• **Goal of the exercise**: Tally the lines of the data that include the word "panel" and state the total, nothing else.

• **Data in this exercise**:
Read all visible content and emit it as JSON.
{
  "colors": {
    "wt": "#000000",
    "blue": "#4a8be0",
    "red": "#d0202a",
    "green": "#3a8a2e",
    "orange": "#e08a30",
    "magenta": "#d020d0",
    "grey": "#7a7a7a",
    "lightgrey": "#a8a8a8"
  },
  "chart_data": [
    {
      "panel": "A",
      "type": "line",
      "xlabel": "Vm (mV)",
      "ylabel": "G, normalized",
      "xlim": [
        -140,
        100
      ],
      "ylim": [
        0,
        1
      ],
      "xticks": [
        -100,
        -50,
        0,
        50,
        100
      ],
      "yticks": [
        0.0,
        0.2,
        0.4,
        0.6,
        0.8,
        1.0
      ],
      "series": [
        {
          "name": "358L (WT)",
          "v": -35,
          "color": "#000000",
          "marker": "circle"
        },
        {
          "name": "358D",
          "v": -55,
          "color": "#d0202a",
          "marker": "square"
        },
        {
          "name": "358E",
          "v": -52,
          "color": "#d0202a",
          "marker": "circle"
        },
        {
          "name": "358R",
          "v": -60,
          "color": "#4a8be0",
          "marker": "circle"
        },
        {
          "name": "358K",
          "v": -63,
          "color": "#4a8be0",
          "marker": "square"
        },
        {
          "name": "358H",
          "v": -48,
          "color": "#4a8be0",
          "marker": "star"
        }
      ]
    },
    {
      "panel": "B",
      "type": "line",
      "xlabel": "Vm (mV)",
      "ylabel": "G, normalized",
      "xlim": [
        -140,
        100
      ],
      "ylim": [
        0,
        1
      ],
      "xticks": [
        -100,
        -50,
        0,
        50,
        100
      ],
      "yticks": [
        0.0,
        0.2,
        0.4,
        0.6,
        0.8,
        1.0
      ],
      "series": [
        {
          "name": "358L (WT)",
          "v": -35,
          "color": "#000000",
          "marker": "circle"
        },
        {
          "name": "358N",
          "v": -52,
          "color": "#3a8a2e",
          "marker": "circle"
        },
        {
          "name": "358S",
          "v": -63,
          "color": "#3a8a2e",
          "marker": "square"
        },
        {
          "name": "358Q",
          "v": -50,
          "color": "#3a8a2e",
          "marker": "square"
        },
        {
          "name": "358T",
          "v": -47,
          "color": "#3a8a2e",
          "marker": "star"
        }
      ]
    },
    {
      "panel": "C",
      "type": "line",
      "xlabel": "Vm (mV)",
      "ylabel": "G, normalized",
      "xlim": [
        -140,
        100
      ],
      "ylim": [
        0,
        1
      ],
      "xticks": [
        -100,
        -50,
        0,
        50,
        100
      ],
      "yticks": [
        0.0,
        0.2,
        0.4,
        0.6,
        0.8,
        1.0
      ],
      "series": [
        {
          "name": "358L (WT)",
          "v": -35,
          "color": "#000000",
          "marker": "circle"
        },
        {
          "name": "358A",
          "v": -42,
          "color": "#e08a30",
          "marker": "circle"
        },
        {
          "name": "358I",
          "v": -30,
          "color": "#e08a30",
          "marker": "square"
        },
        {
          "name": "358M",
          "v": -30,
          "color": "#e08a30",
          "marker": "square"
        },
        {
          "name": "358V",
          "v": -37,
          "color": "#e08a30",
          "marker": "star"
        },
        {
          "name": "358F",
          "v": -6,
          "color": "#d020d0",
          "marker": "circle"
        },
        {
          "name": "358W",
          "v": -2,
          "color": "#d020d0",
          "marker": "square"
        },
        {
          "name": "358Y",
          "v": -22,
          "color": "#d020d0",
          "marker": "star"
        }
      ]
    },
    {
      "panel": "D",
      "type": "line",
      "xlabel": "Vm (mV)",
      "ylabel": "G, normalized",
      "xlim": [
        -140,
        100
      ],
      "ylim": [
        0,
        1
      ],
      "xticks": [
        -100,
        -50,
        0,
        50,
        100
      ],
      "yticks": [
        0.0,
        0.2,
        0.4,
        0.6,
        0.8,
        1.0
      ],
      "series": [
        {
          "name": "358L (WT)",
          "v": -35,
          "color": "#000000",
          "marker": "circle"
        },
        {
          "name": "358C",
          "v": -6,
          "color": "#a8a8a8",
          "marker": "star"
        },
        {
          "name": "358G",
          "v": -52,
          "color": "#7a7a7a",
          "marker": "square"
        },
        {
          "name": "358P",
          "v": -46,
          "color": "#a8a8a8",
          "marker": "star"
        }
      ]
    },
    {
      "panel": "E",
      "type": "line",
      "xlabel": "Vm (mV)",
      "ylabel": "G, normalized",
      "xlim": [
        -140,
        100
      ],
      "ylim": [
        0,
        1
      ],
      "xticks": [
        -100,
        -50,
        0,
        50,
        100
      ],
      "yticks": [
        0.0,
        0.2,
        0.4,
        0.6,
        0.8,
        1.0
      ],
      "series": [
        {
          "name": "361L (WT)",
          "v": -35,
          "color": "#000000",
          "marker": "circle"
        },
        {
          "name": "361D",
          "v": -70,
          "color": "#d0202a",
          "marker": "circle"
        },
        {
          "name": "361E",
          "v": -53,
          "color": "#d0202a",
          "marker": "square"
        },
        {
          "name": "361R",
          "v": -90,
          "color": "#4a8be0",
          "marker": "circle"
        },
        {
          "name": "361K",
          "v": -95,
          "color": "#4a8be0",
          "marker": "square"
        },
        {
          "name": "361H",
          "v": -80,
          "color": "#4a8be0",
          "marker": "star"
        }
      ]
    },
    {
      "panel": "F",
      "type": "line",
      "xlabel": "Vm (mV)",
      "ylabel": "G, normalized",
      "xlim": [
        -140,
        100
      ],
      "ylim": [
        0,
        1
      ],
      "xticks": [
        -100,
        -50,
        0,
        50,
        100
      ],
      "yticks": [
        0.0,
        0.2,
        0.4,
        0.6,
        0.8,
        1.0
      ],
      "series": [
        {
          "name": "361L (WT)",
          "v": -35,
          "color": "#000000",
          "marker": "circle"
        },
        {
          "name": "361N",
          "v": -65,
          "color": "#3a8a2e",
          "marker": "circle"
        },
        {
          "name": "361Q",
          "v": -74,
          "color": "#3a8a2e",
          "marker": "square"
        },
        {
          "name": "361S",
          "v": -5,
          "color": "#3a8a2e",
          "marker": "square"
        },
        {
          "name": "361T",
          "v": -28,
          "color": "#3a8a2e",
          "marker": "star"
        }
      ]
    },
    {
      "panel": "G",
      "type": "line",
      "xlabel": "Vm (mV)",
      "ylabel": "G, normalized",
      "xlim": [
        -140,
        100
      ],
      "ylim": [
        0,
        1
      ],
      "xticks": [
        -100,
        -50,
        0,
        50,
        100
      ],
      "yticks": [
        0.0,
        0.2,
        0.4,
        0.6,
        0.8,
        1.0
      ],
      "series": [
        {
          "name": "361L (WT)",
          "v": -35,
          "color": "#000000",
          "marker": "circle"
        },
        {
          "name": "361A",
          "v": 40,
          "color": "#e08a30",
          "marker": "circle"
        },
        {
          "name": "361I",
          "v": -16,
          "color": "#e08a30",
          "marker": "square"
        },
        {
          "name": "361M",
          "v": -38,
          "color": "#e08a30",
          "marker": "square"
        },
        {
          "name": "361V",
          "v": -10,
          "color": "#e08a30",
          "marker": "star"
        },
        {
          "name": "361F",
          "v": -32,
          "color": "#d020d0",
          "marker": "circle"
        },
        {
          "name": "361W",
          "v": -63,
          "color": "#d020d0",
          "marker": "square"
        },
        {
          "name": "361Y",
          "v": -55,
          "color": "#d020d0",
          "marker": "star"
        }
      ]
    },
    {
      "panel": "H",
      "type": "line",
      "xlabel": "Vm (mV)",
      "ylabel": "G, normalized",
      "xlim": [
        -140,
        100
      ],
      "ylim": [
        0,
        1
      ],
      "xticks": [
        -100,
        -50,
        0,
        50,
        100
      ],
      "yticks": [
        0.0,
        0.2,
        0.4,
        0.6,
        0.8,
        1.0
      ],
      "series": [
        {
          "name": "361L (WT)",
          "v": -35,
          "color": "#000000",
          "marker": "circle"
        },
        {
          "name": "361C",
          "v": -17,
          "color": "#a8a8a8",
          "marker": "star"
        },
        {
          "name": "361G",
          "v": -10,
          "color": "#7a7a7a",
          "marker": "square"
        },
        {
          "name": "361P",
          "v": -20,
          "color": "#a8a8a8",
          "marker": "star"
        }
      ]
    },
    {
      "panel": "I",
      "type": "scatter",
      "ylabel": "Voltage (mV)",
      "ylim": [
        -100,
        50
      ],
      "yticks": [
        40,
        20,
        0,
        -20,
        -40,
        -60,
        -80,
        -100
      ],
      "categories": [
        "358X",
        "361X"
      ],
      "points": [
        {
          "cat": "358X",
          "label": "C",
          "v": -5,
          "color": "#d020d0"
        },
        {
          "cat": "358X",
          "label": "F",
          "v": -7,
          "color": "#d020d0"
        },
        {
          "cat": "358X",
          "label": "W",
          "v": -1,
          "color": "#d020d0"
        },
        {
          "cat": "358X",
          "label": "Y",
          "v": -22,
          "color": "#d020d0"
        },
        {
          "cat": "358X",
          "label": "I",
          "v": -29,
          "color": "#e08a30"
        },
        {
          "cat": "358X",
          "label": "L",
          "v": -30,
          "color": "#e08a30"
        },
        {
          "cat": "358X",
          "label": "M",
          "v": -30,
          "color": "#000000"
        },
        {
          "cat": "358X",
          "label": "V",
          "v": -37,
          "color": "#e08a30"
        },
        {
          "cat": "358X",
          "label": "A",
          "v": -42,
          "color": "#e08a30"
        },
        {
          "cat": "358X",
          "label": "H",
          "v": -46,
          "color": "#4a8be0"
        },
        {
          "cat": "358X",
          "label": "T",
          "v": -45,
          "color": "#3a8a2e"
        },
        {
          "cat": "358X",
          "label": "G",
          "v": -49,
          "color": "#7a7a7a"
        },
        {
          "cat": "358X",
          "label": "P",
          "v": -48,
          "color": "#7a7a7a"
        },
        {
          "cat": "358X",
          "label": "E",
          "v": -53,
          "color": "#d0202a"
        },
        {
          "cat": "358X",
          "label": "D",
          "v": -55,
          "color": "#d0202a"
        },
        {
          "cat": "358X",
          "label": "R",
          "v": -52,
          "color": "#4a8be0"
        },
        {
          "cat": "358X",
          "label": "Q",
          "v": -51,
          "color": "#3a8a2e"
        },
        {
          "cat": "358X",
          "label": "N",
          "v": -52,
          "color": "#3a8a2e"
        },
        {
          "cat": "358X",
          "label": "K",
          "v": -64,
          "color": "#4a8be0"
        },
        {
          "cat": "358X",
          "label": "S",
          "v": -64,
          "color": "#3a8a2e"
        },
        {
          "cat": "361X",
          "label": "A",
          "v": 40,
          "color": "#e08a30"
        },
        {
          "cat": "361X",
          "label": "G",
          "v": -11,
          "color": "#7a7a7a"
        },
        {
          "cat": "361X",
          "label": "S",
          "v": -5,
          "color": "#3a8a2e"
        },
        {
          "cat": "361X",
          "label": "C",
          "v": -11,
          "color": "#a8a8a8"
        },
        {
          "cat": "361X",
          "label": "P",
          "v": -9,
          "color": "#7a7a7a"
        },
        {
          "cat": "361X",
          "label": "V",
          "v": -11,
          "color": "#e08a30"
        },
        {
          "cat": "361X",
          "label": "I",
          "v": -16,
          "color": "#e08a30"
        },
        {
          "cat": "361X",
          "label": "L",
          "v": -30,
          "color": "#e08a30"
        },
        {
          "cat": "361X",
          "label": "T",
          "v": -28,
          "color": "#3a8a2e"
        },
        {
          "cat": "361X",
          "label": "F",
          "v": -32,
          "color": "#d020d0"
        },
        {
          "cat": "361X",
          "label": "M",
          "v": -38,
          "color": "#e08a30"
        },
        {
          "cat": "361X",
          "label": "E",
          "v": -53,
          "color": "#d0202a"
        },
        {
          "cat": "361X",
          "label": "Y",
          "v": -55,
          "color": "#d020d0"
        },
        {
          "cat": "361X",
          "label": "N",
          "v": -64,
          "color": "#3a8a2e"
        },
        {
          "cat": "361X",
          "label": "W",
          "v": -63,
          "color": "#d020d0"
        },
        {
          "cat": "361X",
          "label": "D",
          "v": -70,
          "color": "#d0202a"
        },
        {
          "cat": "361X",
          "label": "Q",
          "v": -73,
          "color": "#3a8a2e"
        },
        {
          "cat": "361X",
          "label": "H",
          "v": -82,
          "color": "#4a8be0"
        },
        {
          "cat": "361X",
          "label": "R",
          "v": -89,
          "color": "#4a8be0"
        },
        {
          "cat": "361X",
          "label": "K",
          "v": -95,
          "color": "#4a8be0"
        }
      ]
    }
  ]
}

• **Solution to this task**: 9